DIRECTIONS. Print the listing below exactly.

Items from a data source.
--

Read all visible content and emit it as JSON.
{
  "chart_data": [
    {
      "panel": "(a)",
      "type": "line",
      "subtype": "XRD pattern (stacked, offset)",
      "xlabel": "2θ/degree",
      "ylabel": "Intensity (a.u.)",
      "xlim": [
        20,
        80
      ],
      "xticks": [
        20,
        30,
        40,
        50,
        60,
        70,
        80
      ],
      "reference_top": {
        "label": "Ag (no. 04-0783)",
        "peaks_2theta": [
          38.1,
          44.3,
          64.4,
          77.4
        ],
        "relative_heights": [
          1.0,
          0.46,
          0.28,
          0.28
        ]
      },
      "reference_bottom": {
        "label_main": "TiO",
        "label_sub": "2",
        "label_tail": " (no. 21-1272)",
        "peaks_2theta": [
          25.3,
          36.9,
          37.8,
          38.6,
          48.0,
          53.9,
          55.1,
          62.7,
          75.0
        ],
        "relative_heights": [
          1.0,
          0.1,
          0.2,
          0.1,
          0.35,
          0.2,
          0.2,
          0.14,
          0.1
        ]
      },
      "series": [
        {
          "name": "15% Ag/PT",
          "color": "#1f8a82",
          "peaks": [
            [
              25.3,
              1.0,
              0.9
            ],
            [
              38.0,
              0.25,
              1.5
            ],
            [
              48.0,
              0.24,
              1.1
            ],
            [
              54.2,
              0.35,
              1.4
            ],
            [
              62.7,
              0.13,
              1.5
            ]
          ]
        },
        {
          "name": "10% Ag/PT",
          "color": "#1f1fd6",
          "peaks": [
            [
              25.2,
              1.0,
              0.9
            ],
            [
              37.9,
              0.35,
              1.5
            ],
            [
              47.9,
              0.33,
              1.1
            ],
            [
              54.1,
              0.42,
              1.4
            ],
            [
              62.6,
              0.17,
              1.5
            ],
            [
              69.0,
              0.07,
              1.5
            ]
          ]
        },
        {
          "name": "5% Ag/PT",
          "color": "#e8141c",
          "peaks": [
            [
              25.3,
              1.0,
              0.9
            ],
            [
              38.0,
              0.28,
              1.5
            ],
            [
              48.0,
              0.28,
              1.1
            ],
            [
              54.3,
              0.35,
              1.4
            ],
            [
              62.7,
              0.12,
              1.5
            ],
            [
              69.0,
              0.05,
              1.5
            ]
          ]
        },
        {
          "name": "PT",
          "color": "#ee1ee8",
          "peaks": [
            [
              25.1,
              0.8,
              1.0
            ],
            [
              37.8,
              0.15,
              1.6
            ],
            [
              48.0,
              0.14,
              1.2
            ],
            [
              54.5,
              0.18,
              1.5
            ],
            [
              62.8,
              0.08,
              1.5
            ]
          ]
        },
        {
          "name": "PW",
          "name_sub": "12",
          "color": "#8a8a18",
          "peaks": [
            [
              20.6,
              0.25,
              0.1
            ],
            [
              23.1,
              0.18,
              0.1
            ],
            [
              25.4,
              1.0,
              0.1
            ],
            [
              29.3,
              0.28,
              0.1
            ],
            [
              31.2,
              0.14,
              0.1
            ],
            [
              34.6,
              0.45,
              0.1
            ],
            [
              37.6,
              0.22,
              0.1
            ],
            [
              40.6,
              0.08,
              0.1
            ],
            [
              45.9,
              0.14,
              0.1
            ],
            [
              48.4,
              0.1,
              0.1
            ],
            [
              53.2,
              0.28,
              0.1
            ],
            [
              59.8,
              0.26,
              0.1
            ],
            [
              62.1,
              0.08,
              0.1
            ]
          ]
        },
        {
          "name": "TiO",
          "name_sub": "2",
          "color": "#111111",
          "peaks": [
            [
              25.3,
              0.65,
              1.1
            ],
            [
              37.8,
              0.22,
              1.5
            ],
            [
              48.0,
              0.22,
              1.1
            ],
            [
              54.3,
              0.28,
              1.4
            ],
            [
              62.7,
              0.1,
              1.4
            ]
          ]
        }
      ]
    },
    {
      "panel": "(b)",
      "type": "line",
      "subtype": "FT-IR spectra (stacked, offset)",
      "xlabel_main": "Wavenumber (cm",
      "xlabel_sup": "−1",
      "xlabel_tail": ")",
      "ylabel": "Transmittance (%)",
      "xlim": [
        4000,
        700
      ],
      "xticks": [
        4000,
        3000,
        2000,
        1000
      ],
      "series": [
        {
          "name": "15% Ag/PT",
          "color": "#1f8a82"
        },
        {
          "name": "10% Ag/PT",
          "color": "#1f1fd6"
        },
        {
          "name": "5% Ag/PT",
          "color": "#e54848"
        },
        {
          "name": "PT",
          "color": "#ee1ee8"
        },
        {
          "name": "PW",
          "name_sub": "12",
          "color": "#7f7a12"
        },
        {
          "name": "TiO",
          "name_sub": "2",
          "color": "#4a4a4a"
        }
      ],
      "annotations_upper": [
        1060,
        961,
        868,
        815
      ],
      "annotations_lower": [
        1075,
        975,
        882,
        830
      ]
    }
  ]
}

--

RESULT OF THIS TASK.
Read all visible content and emit it as JSON.
{
  "chart_data": [
    {
      "panel": "(a)",
      "type": "line",
      "subtype": "XRD pattern (stacked, offset)",
      "xlabel": "2θ/degree",
      "ylabel": "Intensity (a.u.)",
      "xlim": [
        20,
        80
      ],
      "xticks": [
        20,
        30,
        40,
        50,
        60,
        70,
        80
      ],
      "reference_top": {
        "label": "Ag (no. 04-0783)",
        "peaks_2theta": [
          38.1,
          44.3,
          64.4,
          77.4
        ],
        "relative_heights": [
          1.0,
          0.46,
          0.28,
          0.28
        ]
      },
      "reference_bottom": {
        "label_main": "TiO",
        "label_sub": "2",
        "label_tail": " (no. 21-1272)",
        "peaks_2theta": [
          25.3,
          36.9,
          37.8,
          38.6,
          48.0,
          53.9,
          55.1,
          62.7,
          75.0
        ],
        "relative_heights": [
          1.0,
          0.1,
          0.2,
          0.1,
          0.35,
          0.2,
          0.2,
          0.14,
          0.1
        ]
      },
      "series": [
        {
          "name": "15% Ag/PT",
          "color": "#1f8a82",
          "peaks": [
            [
              25.3,
              1.0,
              0.9
            ],
            [
              38.0,
              0.25,
              1.5
            ],
            [
              48.0,
              0.24,
              1.1
            ],
            [
              54.2,
              0.35,
              1.4
            ],
            [
              62.7,
              0.13,
              1.5
            ]
          ]
        },
        {
          "name": "10% Ag/PT",
          "color": "#1f1fd6",
          "peaks": [
            [
              25.2,
              1.0,
              0.9
            ],
            [
              37.9,
              0.35,
              1.5
            ],
            [
              47.9,
              0.33,
              1.1
            ],
            [
              54.1,
              0.42,
              1.4
            ],
            [
              62.6,
              0.17,
              1.5
            ],
            [
              69.0,
              0.07,
              1.5
            ]
          ]
        },
        {
          "name": "5% Ag/PT",
          "color": "#e8141c",
          "peaks": [
            [
              25.3,
              1.0,
              0.9
            ],
            [
              38.0,
              0.28,
              1.5
            ],
            [
              48.0,
              0.28,
              1.1
            ],
            [
              54.3,
              0.35,
              1.4
            ],
            [
              62.7,
              0.12,
              1.5
            ],
            [
              69.0,
              0.05,
              1.5
            ]
          ]
        },
        {
          "name": "PT",
          "color": "#ee1ee8",
          "peaks": [
            [
              25.1,
              0.8,
              1.0
            ],
            [
              37.8,
              0.15,
              1.6
            ],
            [
              48.0,
              0.14,
              1.2
            ],
            [
              54.5,
              0.18,
              1.5
            ],
            [
              62.8,
              0.08,
              1.5
            ]
          ]
        },
        {
          "name": "PW",
          "name_sub": "12",
          "color": "#8a8a18",
          "peaks": [
            [
              20.6,
              0.25,
              0.1
            ],
            [
              23.1,
              0.18,
              0.1
            ],
            [
              25.4,
              1.0,
              0.1
            ],
            [
              29.3,
              0.28,
              0.1
            ],
            [
              31.2,
              0.14,
              0.1
            ],
            [
              34.6,
              0.45,
              0.1
            ],
            [
              37.6,
              0.22,
              0.1
            ],
            [
              40.6,
              0.08,
              0.1
            ],
            [
              45.9,
              0.14,
              0.1
            ],
            [
              48.4,
              0.1,
              0.1
            ],
            [
              53.2,
              0.28,
              0.1
            ],
            [
              59.8,
              0.26,
              0.1
            ],
            [
              62.1,
              0.08,
              0.1
            ]
          ]
        },
        {
          "name": "TiO",
          "name_sub": "2",
          "color": "#111111",
          "peaks": [
            [
              25.3,
              0.65,
              1.1
            ],
            [
              37.8,
              0.22,
              1.5
            ],
            [
              48.0,
              0.22,
              1.1
            ],
            [
              54.3,
              0.28,
              1.4
            ],
            [
              62.7,
              0.1,
              1.4
            ]
          ]
        }
      ]
    },
    {
      "panel": "(b)",
      "type": "line",
      "subtype": "FT-IR spectra (stacked, offset)",
      "xlabel_main": "Wavenumber (cm",
      "xlabel_sup": "−1",
      "xlabel_tail": ")",
      "ylabel": "Transmittance (%)",
      "xlim": [
        4000,
        700
      ],
      "xticks": [
        4000,
        3000,
        2000,
        1000
      ],
      "series": [
        {
          "name": "15% Ag/PT",
          "color": "#1f8a82"
        },
        {
          "name": "10% Ag/PT",
          "color": "#1f1fd6"
        },
        {
          "name": "5% Ag/PT",
          "color": "#e54848"
        },
        {
          "name": "PT",
          "color": "#ee1ee8"
        },
        {
          "name": "PW",
          "name_sub": "12",
          "color": "#7f7a12"
        },
        {
          "name": "TiO",
          "name_sub": "2",
          "color": "#4a4a4a"
        }
      ],
      "annotations_upper": [
        1060,
        961,
        868,
        815
      ],
      "annotations_lower": [
        1075,
        975,
        882,
        830
      ]
    }
  ]
}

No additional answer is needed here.